YOUR INSTRUCTIONS:
Report all lines from the entries below in which "this" appears.

Figure collection entries:
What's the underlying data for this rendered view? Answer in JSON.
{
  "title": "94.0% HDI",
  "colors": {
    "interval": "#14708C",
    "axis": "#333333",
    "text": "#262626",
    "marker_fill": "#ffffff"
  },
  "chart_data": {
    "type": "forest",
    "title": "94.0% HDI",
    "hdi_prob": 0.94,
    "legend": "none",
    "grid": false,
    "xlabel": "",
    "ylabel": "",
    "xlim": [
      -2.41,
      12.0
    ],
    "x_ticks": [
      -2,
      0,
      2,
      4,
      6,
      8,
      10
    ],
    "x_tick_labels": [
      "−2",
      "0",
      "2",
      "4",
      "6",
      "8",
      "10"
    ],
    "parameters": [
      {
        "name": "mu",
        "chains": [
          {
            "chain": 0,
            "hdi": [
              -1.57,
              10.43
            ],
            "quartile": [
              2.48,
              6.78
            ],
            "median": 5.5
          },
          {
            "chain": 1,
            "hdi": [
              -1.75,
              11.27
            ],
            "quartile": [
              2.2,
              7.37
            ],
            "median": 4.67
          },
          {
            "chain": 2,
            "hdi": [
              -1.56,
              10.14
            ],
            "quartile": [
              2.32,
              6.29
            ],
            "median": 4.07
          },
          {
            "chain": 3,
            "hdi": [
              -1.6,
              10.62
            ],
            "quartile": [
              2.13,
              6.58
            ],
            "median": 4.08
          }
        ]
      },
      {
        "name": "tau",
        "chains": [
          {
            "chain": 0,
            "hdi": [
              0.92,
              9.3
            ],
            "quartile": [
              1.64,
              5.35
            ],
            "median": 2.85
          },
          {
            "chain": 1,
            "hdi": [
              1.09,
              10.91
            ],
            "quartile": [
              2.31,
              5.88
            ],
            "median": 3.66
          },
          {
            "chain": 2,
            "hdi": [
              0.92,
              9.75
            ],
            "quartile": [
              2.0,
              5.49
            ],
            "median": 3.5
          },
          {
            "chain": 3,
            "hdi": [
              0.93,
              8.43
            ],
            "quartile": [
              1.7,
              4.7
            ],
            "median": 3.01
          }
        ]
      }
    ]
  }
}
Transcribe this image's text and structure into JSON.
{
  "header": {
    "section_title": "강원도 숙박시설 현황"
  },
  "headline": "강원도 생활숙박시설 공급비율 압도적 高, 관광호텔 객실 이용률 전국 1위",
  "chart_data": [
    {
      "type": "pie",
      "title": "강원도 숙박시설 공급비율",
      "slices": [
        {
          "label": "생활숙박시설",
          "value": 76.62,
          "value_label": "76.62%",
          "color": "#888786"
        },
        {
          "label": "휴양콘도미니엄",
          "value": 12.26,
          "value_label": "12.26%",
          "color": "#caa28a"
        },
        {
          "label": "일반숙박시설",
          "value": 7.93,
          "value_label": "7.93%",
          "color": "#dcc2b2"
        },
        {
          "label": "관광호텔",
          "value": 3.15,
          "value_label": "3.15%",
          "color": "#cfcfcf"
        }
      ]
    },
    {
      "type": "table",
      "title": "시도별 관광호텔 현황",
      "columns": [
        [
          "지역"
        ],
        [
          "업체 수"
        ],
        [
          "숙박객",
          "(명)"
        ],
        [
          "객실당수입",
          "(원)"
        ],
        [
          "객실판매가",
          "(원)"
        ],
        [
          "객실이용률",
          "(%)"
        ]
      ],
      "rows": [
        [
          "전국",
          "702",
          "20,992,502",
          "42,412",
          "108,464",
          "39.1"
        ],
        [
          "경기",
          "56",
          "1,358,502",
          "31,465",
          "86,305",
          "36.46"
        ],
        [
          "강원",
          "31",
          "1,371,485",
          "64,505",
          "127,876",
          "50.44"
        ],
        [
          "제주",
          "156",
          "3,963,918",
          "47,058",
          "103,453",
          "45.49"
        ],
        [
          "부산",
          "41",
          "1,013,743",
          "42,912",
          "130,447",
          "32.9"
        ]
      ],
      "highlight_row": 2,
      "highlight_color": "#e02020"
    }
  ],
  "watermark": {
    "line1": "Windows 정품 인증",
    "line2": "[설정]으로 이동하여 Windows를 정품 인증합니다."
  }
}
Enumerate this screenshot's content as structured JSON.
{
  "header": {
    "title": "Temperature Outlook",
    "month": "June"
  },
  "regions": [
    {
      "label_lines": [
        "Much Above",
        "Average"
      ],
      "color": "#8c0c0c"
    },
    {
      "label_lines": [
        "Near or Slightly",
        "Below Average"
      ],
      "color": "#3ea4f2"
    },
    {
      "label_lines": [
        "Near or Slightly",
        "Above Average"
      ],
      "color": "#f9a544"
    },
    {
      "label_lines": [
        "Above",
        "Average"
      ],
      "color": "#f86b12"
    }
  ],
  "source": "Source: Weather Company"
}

WRITTEN SOLUTION:
What's the underlying data for this rendered view? Answer in JSON.
Transcribe this image's text and structure into JSON.
Enumerate this screenshot's content as structured JSON.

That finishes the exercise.